> [OBJECTIVE]
Repeat every one of the lines below word for word, changing nothing.

> [INPUT ROWS]
..............................
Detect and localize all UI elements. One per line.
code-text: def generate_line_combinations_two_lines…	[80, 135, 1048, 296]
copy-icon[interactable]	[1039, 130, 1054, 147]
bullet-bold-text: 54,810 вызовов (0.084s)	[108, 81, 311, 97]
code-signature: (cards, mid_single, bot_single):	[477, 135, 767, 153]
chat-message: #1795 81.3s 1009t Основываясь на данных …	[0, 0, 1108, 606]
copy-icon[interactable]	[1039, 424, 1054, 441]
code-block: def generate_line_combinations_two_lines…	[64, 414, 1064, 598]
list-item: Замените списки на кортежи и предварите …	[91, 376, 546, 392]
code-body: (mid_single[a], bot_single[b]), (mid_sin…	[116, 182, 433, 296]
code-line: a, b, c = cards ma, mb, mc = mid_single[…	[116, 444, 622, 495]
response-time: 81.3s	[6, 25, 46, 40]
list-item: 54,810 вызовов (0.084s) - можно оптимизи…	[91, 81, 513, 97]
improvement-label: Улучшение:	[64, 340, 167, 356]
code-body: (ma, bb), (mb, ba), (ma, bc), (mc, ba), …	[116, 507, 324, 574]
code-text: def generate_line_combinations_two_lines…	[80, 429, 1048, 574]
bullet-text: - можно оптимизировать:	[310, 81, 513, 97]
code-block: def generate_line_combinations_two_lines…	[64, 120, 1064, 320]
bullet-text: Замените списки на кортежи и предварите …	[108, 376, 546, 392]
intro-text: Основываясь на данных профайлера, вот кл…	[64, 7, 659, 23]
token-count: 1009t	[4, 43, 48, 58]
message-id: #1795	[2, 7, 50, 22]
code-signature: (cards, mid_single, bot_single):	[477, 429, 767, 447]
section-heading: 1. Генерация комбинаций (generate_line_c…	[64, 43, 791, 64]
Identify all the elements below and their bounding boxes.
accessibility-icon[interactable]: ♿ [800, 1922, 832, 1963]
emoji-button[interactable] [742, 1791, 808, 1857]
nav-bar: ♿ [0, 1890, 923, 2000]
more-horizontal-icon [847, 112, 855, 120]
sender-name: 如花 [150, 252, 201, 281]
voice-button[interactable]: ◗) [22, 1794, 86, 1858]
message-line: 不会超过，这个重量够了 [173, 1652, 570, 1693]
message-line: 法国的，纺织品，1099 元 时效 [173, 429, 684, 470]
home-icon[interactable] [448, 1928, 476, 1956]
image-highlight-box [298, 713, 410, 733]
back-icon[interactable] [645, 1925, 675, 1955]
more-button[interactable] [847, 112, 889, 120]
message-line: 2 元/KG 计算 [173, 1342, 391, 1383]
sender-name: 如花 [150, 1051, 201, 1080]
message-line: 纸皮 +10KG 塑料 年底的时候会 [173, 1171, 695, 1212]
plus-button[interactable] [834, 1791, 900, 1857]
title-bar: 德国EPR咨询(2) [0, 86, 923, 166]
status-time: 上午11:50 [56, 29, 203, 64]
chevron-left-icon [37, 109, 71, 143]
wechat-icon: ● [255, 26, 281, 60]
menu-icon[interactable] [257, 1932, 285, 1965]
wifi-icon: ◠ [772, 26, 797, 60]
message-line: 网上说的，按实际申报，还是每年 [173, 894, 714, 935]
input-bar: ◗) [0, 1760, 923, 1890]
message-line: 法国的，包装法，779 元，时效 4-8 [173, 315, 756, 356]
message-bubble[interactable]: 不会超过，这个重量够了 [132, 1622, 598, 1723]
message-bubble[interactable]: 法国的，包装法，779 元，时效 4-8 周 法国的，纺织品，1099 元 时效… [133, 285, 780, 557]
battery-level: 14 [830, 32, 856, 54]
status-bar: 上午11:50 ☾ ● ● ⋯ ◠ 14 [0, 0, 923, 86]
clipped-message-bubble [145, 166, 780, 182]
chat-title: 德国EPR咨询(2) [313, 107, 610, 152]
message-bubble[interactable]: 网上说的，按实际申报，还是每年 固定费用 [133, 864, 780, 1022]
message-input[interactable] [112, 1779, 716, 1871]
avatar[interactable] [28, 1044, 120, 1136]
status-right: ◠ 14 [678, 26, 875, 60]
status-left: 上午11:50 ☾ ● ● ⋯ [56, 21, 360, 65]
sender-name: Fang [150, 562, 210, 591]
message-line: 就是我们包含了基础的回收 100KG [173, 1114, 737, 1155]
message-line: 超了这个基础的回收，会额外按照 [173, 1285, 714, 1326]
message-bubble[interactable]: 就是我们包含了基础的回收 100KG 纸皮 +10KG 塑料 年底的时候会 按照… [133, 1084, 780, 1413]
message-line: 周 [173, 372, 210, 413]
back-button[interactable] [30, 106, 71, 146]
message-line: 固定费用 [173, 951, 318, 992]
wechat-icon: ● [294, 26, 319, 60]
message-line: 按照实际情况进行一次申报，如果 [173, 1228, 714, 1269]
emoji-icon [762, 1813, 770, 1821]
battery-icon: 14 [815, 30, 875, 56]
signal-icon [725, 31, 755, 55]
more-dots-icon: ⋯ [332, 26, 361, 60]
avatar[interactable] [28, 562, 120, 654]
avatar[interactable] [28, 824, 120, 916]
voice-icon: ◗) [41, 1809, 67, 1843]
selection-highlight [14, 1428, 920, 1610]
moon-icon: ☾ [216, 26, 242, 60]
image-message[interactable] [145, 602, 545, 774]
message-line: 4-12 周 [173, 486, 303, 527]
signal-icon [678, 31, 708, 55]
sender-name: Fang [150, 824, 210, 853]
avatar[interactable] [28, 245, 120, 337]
..............................
> [FINISHED ANSWER]
Detect and localize all UI elements. One per line.
code-text: def generate_line_combinations_two_lines…	[80, 135, 1048, 296]
copy-icon[interactable]	[1039, 130, 1054, 147]
bullet-bold-text: 54,810 вызовов (0.084s)	[108, 81, 311, 97]
code-signature: (cards, mid_single, bot_single):	[477, 135, 767, 153]
chat-message: #1795 81.3s 1009t Основываясь на данных …	[0, 0, 1108, 606]
copy-icon[interactable]	[1039, 424, 1054, 441]
code-block: def generate_line_combinations_two_lines…	[64, 414, 1064, 598]
list-item: Замените списки на кортежи и предварите …	[91, 376, 546, 392]
code-body: (mid_single[a], bot_single[b]), (mid_sin…	[116, 182, 433, 296]
code-line: a, b, c = cards ma, mb, mc = mid_single[…	[116, 444, 622, 495]
response-time: 81.3s	[6, 25, 46, 40]
list-item: 54,810 вызовов (0.084s) - можно оптимизи…	[91, 81, 513, 97]
improvement-label: Улучшение:	[64, 340, 167, 356]
code-body: (ma, bb), (mb, ba), (ma, bc), (mc, ba), …	[116, 507, 324, 574]
code-text: def generate_line_combinations_two_lines…	[80, 429, 1048, 574]
bullet-text: - можно оптимизировать:	[310, 81, 513, 97]
code-block: def generate_line_combinations_two_lines…	[64, 120, 1064, 320]
bullet-text: Замените списки на кортежи и предварите …	[108, 376, 546, 392]
intro-text: Основываясь на данных профайлера, вот кл…	[64, 7, 659, 23]
token-count: 1009t	[4, 43, 48, 58]
message-id: #1795	[2, 7, 50, 22]
code-signature: (cards, mid_single, bot_single):	[477, 429, 767, 447]
section-heading: 1. Генерация комбинаций (generate_line_c…	[64, 43, 791, 64]
Identify all the elements below and their bounding boxes.
accessibility-icon[interactable]: ♿ [800, 1922, 832, 1963]
emoji-button[interactable] [742, 1791, 808, 1857]
nav-bar: ♿ [0, 1890, 923, 2000]
more-horizontal-icon [847, 112, 855, 120]
sender-name: 如花 [150, 252, 201, 281]
voice-button[interactable]: ◗) [22, 1794, 86, 1858]
message-line: 不会超过，这个重量够了 [173, 1652, 570, 1693]
message-line: 法国的，纺织品，1099 元 时效 [173, 429, 684, 470]
home-icon[interactable] [448, 1928, 476, 1956]
image-highlight-box [298, 713, 410, 733]
back-icon[interactable] [645, 1925, 675, 1955]
more-button[interactable] [847, 112, 889, 120]
message-line: 2 元/KG 计算 [173, 1342, 391, 1383]
sender-name: 如花 [150, 1051, 201, 1080]
message-line: 纸皮 +10KG 塑料 年底的时候会 [173, 1171, 695, 1212]
plus-button[interactable] [834, 1791, 900, 1857]
title-bar: 德国EPR咨询(2) [0, 86, 923, 166]
status-time: 上午11:50 [56, 29, 203, 64]
chevron-left-icon [37, 109, 71, 143]
wechat-icon: ● [255, 26, 281, 60]
menu-icon[interactable] [257, 1932, 285, 1965]
wifi-icon: ◠ [772, 26, 797, 60]
message-line: 网上说的，按实际申报，还是每年 [173, 894, 714, 935]
input-bar: ◗) [0, 1760, 923, 1890]
message-line: 法国的，包装法，779 元，时效 4-8 [173, 315, 756, 356]
message-bubble[interactable]: 不会超过，这个重量够了 [132, 1622, 598, 1723]
message-bubble[interactable]: 法国的，包装法，779 元，时效 4-8 周 法国的，纺织品，1099 元 时效… [133, 285, 780, 557]
battery-level: 14 [830, 32, 856, 54]
status-bar: 上午11:50 ☾ ● ● ⋯ ◠ 14 [0, 0, 923, 86]
clipped-message-bubble [145, 166, 780, 182]
chat-title: 德国EPR咨询(2) [313, 107, 610, 152]
message-bubble[interactable]: 网上说的，按实际申报，还是每年 固定费用 [133, 864, 780, 1022]
message-input[interactable] [112, 1779, 716, 1871]
avatar[interactable] [28, 1044, 120, 1136]
status-right: ◠ 14 [678, 26, 875, 60]
status-left: 上午11:50 ☾ ● ● ⋯ [56, 21, 360, 65]
sender-name: Fang [150, 562, 210, 591]
message-line: 就是我们包含了基础的回收 100KG [173, 1114, 737, 1155]
message-line: 超了这个基础的回收，会额外按照 [173, 1285, 714, 1326]
message-bubble[interactable]: 就是我们包含了基础的回收 100KG 纸皮 +10KG 塑料 年底的时候会 按照… [133, 1084, 780, 1413]
message-line: 周 [173, 372, 210, 413]
back-button[interactable] [30, 106, 71, 146]
message-line: 固定费用 [173, 951, 318, 992]
wechat-icon: ● [294, 26, 319, 60]
message-line: 按照实际情况进行一次申报，如果 [173, 1228, 714, 1269]
emoji-icon [762, 1813, 770, 1821]
battery-icon: 14 [815, 30, 875, 56]
signal-icon [725, 31, 755, 55]
more-dots-icon: ⋯ [332, 26, 361, 60]
avatar[interactable] [28, 562, 120, 654]
avatar[interactable] [28, 824, 120, 916]
voice-icon: ◗) [41, 1809, 67, 1843]
selection-highlight [14, 1428, 920, 1610]
moon-icon: ☾ [216, 26, 242, 60]
image-message[interactable] [145, 602, 545, 774]
message-line: 4-12 周 [173, 486, 303, 527]
signal-icon [678, 31, 708, 55]
sender-name: Fang [150, 824, 210, 853]
avatar[interactable] [28, 245, 120, 337]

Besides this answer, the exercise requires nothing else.